Set problem :: Restate the entries below word for word, omitting nothing.

***** Supplied entries

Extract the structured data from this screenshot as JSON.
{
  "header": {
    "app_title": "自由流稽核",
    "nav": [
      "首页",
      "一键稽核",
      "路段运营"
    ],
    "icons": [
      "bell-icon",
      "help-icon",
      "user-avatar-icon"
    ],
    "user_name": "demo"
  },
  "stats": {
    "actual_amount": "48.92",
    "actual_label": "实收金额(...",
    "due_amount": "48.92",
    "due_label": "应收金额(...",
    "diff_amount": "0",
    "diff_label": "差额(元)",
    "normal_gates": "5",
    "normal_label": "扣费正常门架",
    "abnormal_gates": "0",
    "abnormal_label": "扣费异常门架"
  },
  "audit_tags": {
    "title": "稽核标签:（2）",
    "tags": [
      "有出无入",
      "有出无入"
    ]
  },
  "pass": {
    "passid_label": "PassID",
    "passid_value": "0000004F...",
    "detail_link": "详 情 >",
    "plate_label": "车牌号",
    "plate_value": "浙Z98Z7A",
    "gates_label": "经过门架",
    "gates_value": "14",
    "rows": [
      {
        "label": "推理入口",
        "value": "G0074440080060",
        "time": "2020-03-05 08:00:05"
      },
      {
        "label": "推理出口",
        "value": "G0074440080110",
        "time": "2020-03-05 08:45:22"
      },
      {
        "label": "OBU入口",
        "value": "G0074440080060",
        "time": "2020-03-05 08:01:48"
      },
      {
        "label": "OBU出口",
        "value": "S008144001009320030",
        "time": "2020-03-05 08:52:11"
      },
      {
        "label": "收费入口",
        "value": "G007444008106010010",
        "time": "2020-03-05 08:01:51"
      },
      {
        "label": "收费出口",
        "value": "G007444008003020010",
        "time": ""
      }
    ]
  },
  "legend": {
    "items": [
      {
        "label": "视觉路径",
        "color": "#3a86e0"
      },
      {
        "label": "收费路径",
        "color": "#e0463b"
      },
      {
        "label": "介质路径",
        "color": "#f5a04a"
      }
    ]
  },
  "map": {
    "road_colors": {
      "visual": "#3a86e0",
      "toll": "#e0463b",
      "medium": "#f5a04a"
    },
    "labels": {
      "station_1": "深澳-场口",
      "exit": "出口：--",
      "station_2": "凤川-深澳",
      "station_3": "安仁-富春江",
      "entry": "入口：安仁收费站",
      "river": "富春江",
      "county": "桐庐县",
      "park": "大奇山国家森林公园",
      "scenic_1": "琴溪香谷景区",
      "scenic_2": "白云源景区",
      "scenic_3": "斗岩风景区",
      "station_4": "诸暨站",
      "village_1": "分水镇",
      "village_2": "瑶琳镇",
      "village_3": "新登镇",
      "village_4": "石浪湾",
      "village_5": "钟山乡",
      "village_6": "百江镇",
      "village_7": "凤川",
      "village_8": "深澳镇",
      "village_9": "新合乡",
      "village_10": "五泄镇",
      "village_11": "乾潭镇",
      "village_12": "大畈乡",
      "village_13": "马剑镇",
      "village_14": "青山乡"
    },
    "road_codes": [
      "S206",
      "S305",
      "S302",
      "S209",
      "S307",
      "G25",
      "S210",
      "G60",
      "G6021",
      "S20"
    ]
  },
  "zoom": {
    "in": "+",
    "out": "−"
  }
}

**********

Response to the task ::
Extract the structured data from this screenshot as JSON.
{
  "header": {
    "app_title": "自由流稽核",
    "nav": [
      "首页",
      "一键稽核",
      "路段运营"
    ],
    "icons": [
      "bell-icon",
      "help-icon",
      "user-avatar-icon"
    ],
    "user_name": "demo"
  },
  "stats": {
    "actual_amount": "48.92",
    "actual_label": "实收金额(...",
    "due_amount": "48.92",
    "due_label": "应收金额(...",
    "diff_amount": "0",
    "diff_label": "差额(元)",
    "normal_gates": "5",
    "normal_label": "扣费正常门架",
    "abnormal_gates": "0",
    "abnormal_label": "扣费异常门架"
  },
  "audit_tags": {
    "title": "稽核标签:（2）",
    "tags": [
      "有出无入",
      "有出无入"
    ]
  },
  "pass": {
    "passid_label": "PassID",
    "passid_value": "0000004F...",
    "detail_link": "详 情 >",
    "plate_label": "车牌号",
    "plate_value": "浙Z98Z7A",
    "gates_label": "经过门架",
    "gates_value": "14",
    "rows": [
      {
        "label": "推理入口",
        "value": "G0074440080060",
        "time": "2020-03-05 08:00:05"
      },
      {
        "label": "推理出口",
        "value": "G0074440080110",
        "time": "2020-03-05 08:45:22"
      },
      {
        "label": "OBU入口",
        "value": "G0074440080060",
        "time": "2020-03-05 08:01:48"
      },
      {
        "label": "OBU出口",
        "value": "S008144001009320030",
        "time": "2020-03-05 08:52:11"
      },
      {
        "label": "收费入口",
        "value": "G007444008106010010",
        "time": "2020-03-05 08:01:51"
      },
      {
        "label": "收费出口",
        "value": "G007444008003020010",
        "time": ""
      }
    ]
  },
  "legend": {
    "items": [
      {
        "label": "视觉路径",
        "color": "#3a86e0"
      },
      {
        "label": "收费路径",
        "color": "#e0463b"
      },
      {
        "label": "介质路径",
        "color": "#f5a04a"
      }
    ]
  },
  "map": {
    "road_colors": {
      "visual": "#3a86e0",
      "toll": "#e0463b",
      "medium": "#f5a04a"
    },
    "labels": {
      "station_1": "深澳-场口",
      "exit": "出口：--",
      "station_2": "凤川-深澳",
      "station_3": "安仁-富春江",
      "entry": "入口：安仁收费站",
      "river": "富春江",
      "county": "桐庐县",
      "park": "大奇山国家森林公园",
      "scenic_1": "琴溪香谷景区",
      "scenic_2": "白云源景区",
      "scenic_3": "斗岩风景区",
      "station_4": "诸暨站",
      "village_1": "分水镇",
      "village_2": "瑶琳镇",
      "village_3": "新登镇",
      "village_4": "石浪湾",
      "village_5": "钟山乡",
      "village_6": "百江镇",
      "village_7": "凤川",
      "village_8": "深澳镇",
      "village_9": "新合乡",
      "village_10": "五泄镇",
      "village_11": "乾潭镇",
      "village_12": "大畈乡",
      "village_13": "马剑镇",
      "village_14": "青山乡"
    },
    "road_codes": [
      "S206",
      "S305",
      "S302",
      "S209",
      "S307",
      "G25",
      "S210",
      "G60",
      "G6021",
      "S20"
    ]
  },
  "zoom": {
    "in": "+",
    "out": "−"
  }
}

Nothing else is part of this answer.